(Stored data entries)
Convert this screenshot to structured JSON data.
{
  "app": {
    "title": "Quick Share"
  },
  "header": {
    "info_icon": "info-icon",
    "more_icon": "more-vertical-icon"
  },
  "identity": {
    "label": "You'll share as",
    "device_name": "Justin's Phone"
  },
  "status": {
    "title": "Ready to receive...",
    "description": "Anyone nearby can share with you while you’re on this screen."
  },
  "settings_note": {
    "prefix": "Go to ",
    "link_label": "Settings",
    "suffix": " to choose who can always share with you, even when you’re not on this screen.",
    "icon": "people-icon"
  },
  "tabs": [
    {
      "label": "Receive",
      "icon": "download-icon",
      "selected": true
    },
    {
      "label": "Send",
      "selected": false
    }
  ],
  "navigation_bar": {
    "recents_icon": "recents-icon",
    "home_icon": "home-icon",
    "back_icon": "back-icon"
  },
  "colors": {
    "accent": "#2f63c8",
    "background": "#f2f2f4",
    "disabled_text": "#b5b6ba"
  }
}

#### Given instruction:
Write out all the lines again, exactly as they are.

#### The solution:
Convert this screenshot to structured JSON data.
{
  "app": {
    "title": "Quick Share"
  },
  "header": {
    "info_icon": "info-icon",
    "more_icon": "more-vertical-icon"
  },
  "identity": {
    "label": "You'll share as",
    "device_name": "Justin's Phone"
  },
  "status": {
    "title": "Ready to receive...",
    "description": "Anyone nearby can share with you while you’re on this screen."
  },
  "settings_note": {
    "prefix": "Go to ",
    "link_label": "Settings",
    "suffix": " to choose who can always share with you, even when you’re not on this screen.",
    "icon": "people-icon"
  },
  "tabs": [
    {
      "label": "Receive",
      "icon": "download-icon",
      "selected": true
    },
    {
      "label": "Send",
      "selected": false
    }
  ],
  "navigation_bar": {
    "recents_icon": "recents-icon",
    "home_icon": "home-icon",
    "back_icon": "back-icon"
  },
  "colors": {
    "accent": "#2f63c8",
    "background": "#f2f2f4",
    "disabled_text": "#b5b6ba"
  }
}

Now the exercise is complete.